Stored records
□ □ □ □ □ □ □

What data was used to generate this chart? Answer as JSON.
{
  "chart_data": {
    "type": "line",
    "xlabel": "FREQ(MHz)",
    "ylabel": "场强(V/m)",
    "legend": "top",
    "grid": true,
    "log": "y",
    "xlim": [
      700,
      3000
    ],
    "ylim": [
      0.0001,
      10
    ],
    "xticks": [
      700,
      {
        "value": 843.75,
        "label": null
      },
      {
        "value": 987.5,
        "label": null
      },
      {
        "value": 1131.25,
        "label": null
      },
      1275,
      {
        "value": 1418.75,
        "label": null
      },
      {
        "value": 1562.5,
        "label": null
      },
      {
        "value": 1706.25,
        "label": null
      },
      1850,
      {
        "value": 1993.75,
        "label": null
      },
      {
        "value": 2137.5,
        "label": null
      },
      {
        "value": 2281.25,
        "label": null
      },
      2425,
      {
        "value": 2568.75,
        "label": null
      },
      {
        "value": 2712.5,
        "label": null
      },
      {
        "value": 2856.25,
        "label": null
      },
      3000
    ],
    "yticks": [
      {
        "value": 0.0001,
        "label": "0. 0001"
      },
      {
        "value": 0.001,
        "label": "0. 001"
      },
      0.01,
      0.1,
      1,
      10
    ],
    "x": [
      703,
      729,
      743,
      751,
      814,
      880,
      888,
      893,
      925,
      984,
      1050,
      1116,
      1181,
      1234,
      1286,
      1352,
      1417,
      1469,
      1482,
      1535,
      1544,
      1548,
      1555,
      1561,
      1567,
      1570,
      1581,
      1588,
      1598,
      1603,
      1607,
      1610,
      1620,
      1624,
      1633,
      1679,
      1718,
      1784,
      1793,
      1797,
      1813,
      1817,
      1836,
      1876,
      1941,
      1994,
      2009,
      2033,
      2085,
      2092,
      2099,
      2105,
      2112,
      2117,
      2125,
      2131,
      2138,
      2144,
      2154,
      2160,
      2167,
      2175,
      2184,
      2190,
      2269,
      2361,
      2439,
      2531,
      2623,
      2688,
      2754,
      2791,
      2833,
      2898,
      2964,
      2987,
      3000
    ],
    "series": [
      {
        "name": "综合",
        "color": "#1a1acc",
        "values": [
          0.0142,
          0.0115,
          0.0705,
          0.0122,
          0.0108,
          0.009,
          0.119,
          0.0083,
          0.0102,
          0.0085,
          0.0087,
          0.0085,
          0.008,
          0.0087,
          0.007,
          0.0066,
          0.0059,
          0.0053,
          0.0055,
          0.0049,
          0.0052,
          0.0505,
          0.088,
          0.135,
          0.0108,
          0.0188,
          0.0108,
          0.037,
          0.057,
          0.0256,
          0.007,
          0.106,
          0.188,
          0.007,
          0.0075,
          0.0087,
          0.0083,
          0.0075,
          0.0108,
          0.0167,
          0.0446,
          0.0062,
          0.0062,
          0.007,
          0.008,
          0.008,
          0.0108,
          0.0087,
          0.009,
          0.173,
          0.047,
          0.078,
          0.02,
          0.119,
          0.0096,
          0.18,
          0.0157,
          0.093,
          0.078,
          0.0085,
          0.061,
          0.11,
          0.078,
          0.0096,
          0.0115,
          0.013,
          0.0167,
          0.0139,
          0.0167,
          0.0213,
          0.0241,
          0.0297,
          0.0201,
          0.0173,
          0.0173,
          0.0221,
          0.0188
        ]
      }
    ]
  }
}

□ □ □ □ □ □ □

▶ **EXERCISE DIRECTIONS**:
Reproduce each entry word for word.

▶ **RESULT FOR THIS EXERCISE**:
What data was used to generate this chart? Answer as JSON.
{
  "chart_data": {
    "type": "line",
    "xlabel": "FREQ(MHz)",
    "ylabel": "场强(V/m)",
    "legend": "top",
    "grid": true,
    "log": "y",
    "xlim": [
      700,
      3000
    ],
    "ylim": [
      0.0001,
      10
    ],
    "xticks": [
      700,
      {
        "value": 843.75,
        "label": null
      },
      {
        "value": 987.5,
        "label": null
      },
      {
        "value": 1131.25,
        "label": null
      },
      1275,
      {
        "value": 1418.75,
        "label": null
      },
      {
        "value": 1562.5,
        "label": null
      },
      {
        "value": 1706.25,
        "label": null
      },
      1850,
      {
        "value": 1993.75,
        "label": null
      },
      {
        "value": 2137.5,
        "label": null
      },
      {
        "value": 2281.25,
        "label": null
      },
      2425,
      {
        "value": 2568.75,
        "label": null
      },
      {
        "value": 2712.5,
        "label": null
      },
      {
        "value": 2856.25,
        "label": null
      },
      3000
    ],
    "yticks": [
      {
        "value": 0.0001,
        "label": "0. 0001"
      },
      {
        "value": 0.001,
        "label": "0. 001"
      },
      0.01,
      0.1,
      1,
      10
    ],
    "x": [
      703,
      729,
      743,
      751,
      814,
      880,
      888,
      893,
      925,
      984,
      1050,
      1116,
      1181,
      1234,
      1286,
      1352,
      1417,
      1469,
      1482,
      1535,
      1544,
      1548,
      1555,
      1561,
      1567,
      1570,
      1581,
      1588,
      1598,
      1603,
      1607,
      1610,
      1620,
      1624,
      1633,
      1679,
      1718,
      1784,
      1793,
      1797,
      1813,
      1817,
      1836,
      1876,
      1941,
      1994,
      2009,
      2033,
      2085,
      2092,
      2099,
      2105,
      2112,
      2117,
      2125,
      2131,
      2138,
      2144,
      2154,
      2160,
      2167,
      2175,
      2184,
      2190,
      2269,
      2361,
      2439,
      2531,
      2623,
      2688,
      2754,
      2791,
      2833,
      2898,
      2964,
      2987,
      3000
    ],
    "series": [
      {
        "name": "综合",
        "color": "#1a1acc",
        "values": [
          0.0142,
          0.0115,
          0.0705,
          0.0122,
          0.0108,
          0.009,
          0.119,
          0.0083,
          0.0102,
          0.0085,
          0.0087,
          0.0085,
          0.008,
          0.0087,
          0.007,
          0.0066,
          0.0059,
          0.0053,
          0.0055,
          0.0049,
          0.0052,
          0.0505,
          0.088,
          0.135,
          0.0108,
          0.0188,
          0.0108,
          0.037,
          0.057,
          0.0256,
          0.007,
          0.106,
          0.188,
          0.007,
          0.0075,
          0.0087,
          0.0083,
          0.0075,
          0.0108,
          0.0167,
          0.0446,
          0.0062,
          0.0062,
          0.007,
          0.008,
          0.008,
          0.0108,
          0.0087,
          0.009,
          0.173,
          0.047,
          0.078,
          0.02,
          0.119,
          0.0096,
          0.18,
          0.0157,
          0.093,
          0.078,
          0.0085,
          0.061,
          0.11,
          0.078,
          0.0096,
          0.0115,
          0.013,
          0.0167,
          0.0139,
          0.0167,
          0.0213,
          0.0241,
          0.0297,
          0.0201,
          0.0173,
          0.0173,
          0.0221,
          0.0188
        ]
      }
    ]
  }
}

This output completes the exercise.